Data excerpts:

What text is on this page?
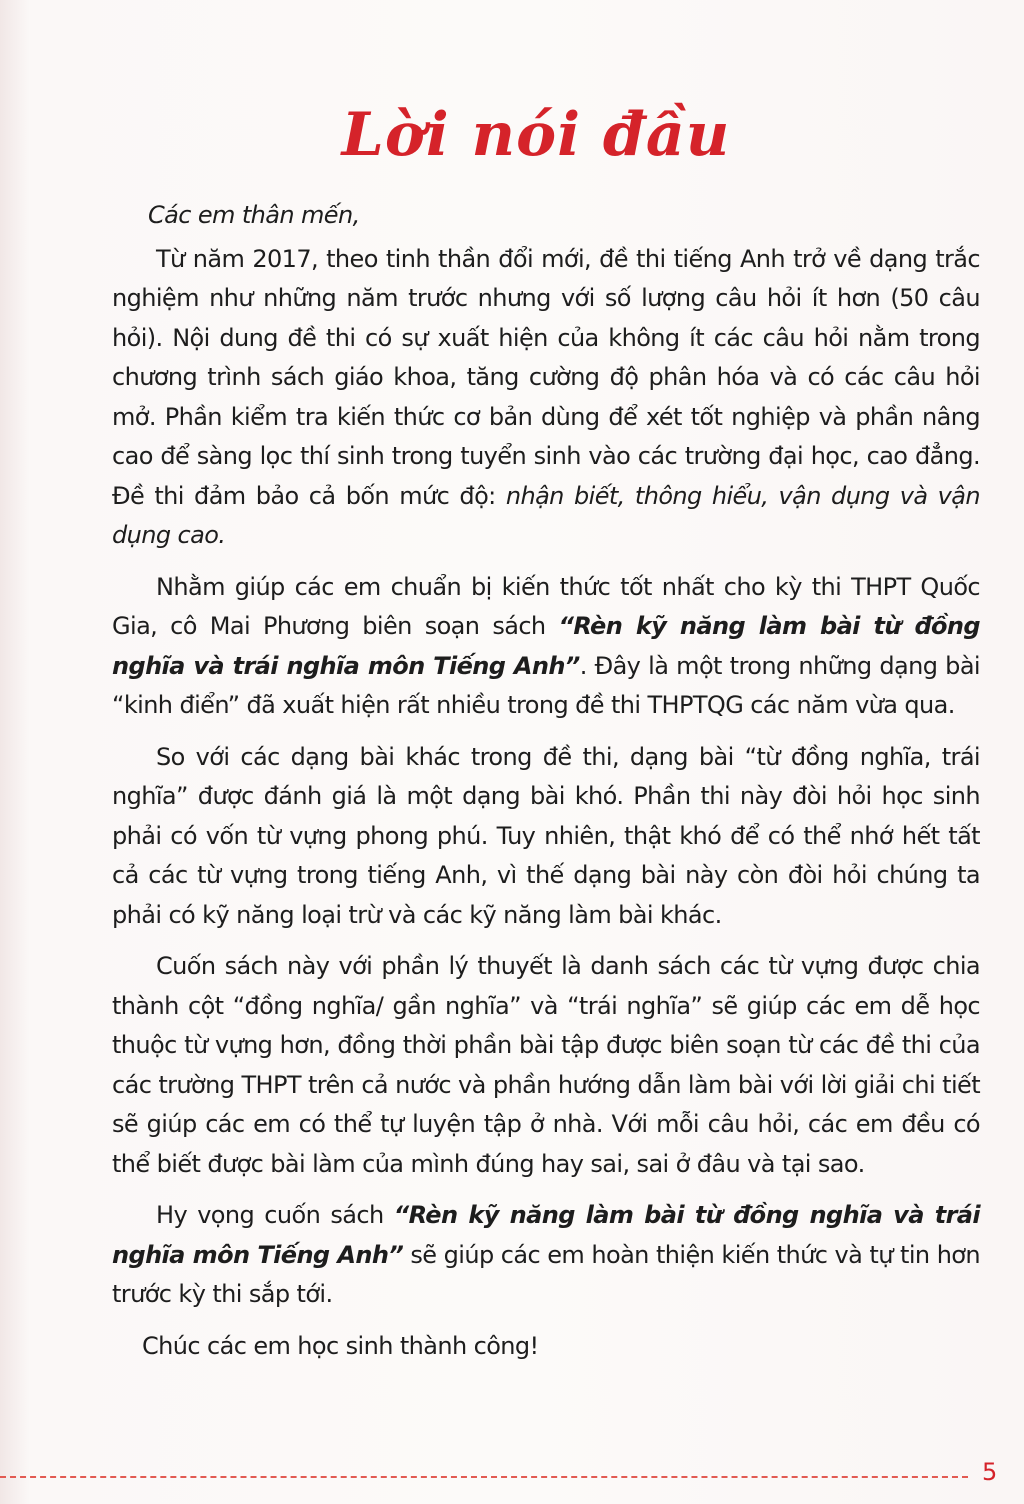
Lời nói đầu

Các em thân mến,

Từ năm 2017, theo tinh thần đổi mới, đề thi tiếng Anh trở về dạng trắc nghiệm như những năm trước nhưng với số lượng câu hỏi ít hơn (50 câu hỏi). Nội dung đề thi có sự xuất hiện của không ít các câu hỏi nằm trong chương trình sách giáo khoa, tăng cường độ phân hóa và có các câu hỏi mở. Phần kiểm tra kiến thức cơ bản dùng để xét tốt nghiệp và phần nâng cao để sàng lọc thí sinh trong tuyển sinh vào các trường đại học, cao đẳng. Đề thi đảm bảo cả bốn mức độ: nhận biết, thông hiểu, vận dụng và vận dụng cao.

Nhằm giúp các em chuẩn bị kiến thức tốt nhất cho kỳ thi THPT Quốc Gia, cô Mai Phương biên soạn sách “Rèn kỹ năng làm bài từ đồng nghĩa và trái nghĩa môn Tiếng Anh”. Đây là một trong những dạng bài “kinh điển” đã xuất hiện rất nhiều trong đề thi THPTQG các năm vừa qua.

So với các dạng bài khác trong đề thi, dạng bài “từ đồng nghĩa, trái nghĩa” được đánh giá là một dạng bài khó. Phần thi này đòi hỏi học sinh phải có vốn từ vựng phong phú. Tuy nhiên, thật khó để có thể nhớ hết tất cả các từ vựng trong tiếng Anh, vì thế dạng bài này còn đòi hỏi chúng ta phải có kỹ năng loại trừ và các kỹ năng làm bài khác.

Cuốn sách này với phần lý thuyết là danh sách các từ vựng được chia thành cột “đồng nghĩa/ gần nghĩa” và “trái nghĩa” sẽ giúp các em dễ học thuộc từ vựng hơn, đồng thời phần bài tập được biên soạn từ các đề thi của các trường THPT trên cả nước và phần hướng dẫn làm bài với lời giải chi tiết sẽ giúp các em có thể tự luyện tập ở nhà. Với mỗi câu hỏi, các em đều có thể biết được bài làm của mình đúng hay sai, sai ở đâu và tại sao.

Hy vọng cuốn sách “Rèn kỹ năng làm bài từ đồng nghĩa và trái nghĩa môn Tiếng Anh” sẽ giúp các em hoàn thiện kiến thức và tự tin hơn trước kỳ thi sắp tới.

Chúc các em học sinh thành công!

5
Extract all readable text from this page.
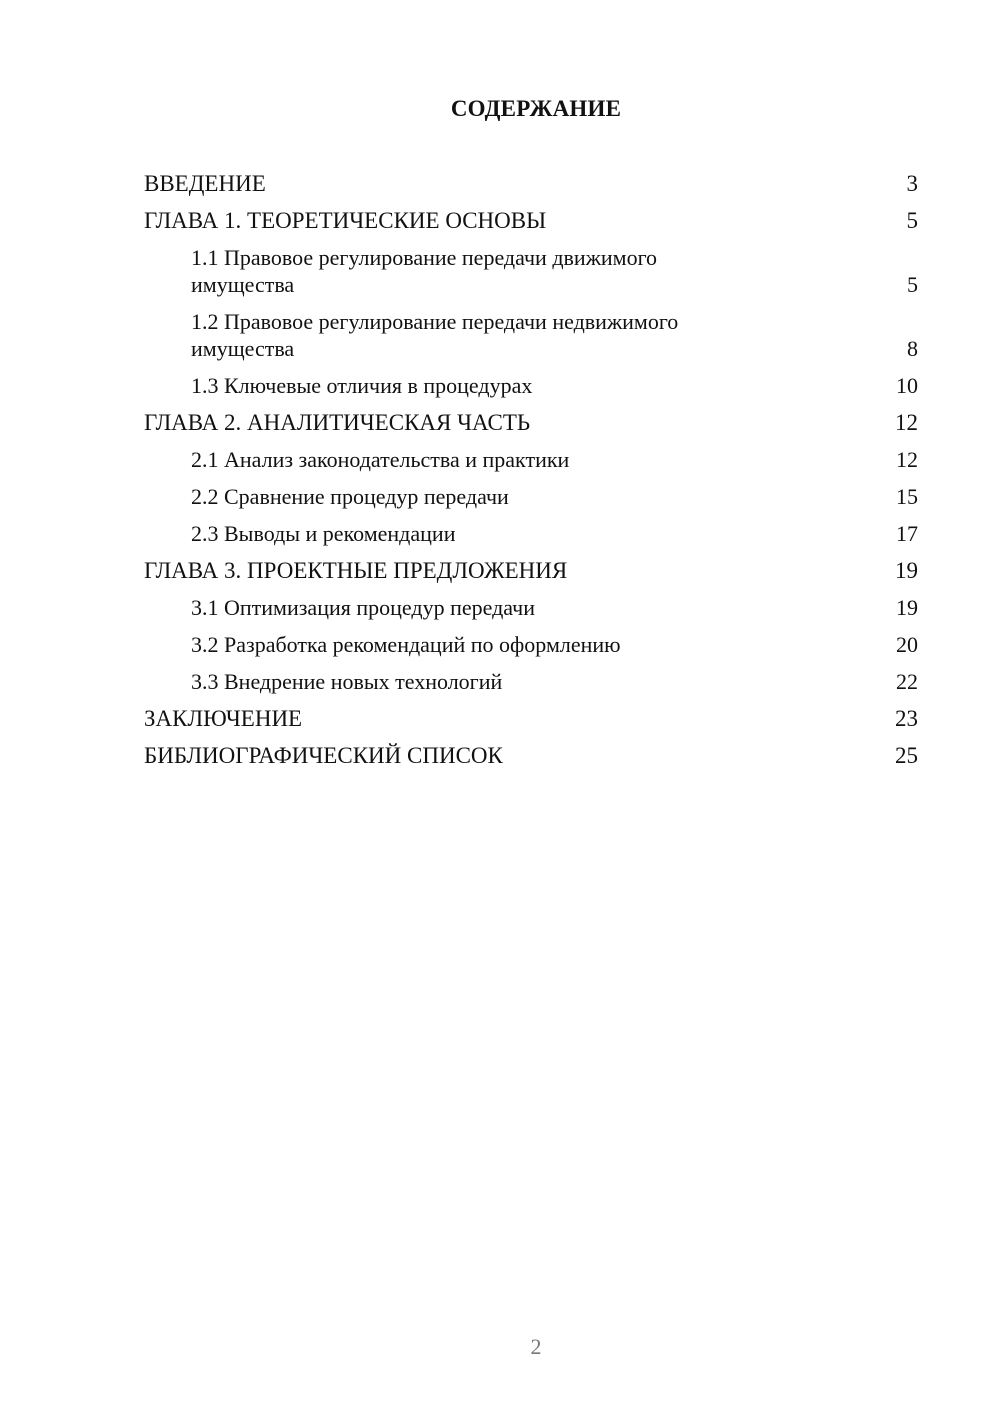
СОДЕРЖАНИЕ
ВВЕДЕНИЕ	3
ГЛАВА 1. ТЕОРЕТИЧЕСКИЕ ОСНОВЫ	5
1.1 Правовое регулирование передачи движимого имущества	5
1.2 Правовое регулирование передачи недвижимого имущества	8
1.3 Ключевые отличия в процедурах	10
ГЛАВА 2. АНАЛИТИЧЕСКАЯ ЧАСТЬ	12
2.1 Анализ законодательства и практики	12
2.2 Сравнение процедур передачи	15
2.3 Выводы и рекомендации	17
ГЛАВА 3. ПРОЕКТНЫЕ ПРЕДЛОЖЕНИЯ	19
3.1 Оптимизация процедур передачи	19
3.2 Разработка рекомендаций по оформлению	20
3.3 Внедрение новых технологий	22
ЗАКЛЮЧЕНИЕ	23
БИБЛИОГРАФИЧЕСКИЙ СПИСОК	25
2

- [EXERCISE AIM] Read through the entries and copy each line in which "Правовое" appears.

- [WRITTEN ANSWER]
1.1 Правовое регулирование передачи движимого имущества	5
1.2 Правовое регулирование передачи недвижимого имущества	8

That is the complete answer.